> Task prompt
Each of the entries should be retyped precisely as it appears.
— begin The input —
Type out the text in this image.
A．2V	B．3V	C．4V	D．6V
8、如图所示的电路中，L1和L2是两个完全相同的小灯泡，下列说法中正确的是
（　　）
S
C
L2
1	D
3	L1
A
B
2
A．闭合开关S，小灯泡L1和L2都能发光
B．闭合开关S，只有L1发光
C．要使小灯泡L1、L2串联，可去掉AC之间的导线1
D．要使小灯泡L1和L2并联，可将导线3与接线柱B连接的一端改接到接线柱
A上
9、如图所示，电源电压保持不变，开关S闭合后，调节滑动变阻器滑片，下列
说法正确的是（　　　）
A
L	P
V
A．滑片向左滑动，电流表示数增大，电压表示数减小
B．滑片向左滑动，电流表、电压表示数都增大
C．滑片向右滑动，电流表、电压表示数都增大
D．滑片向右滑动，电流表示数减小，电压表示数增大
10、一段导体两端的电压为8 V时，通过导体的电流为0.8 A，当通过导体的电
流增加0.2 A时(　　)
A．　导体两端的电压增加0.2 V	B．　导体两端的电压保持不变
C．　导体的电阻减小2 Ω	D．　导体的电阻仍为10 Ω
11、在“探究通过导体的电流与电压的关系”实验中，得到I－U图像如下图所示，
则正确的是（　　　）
— end The input —
> Result of the exercise
Type out the text in this image.
A．2V	B．3V	C．4V	D．6V
8、如图所示的电路中，L1和L2是两个完全相同的小灯泡，下列说法中正确的是
（　　）
S
C
L2
1	D
3	L1
A
B
2
A．闭合开关S，小灯泡L1和L2都能发光
B．闭合开关S，只有L1发光
C．要使小灯泡L1、L2串联，可去掉AC之间的导线1
D．要使小灯泡L1和L2并联，可将导线3与接线柱B连接的一端改接到接线柱
A上
9、如图所示，电源电压保持不变，开关S闭合后，调节滑动变阻器滑片，下列
说法正确的是（　　　）
A
L	P
V
A．滑片向左滑动，电流表示数增大，电压表示数减小
B．滑片向左滑动，电流表、电压表示数都增大
C．滑片向右滑动，电流表、电压表示数都增大
D．滑片向右滑动，电流表示数减小，电压表示数增大
10、一段导体两端的电压为8 V时，通过导体的电流为0.8 A，当通过导体的电
流增加0.2 A时(　　)
A．　导体两端的电压增加0.2 V	B．　导体两端的电压保持不变
C．　导体的电阻减小2 Ω	D．　导体的电阻仍为10 Ω
11、在“探究通过导体的电流与电压的关系”实验中，得到I－U图像如下图所示，
则正确的是（　　　）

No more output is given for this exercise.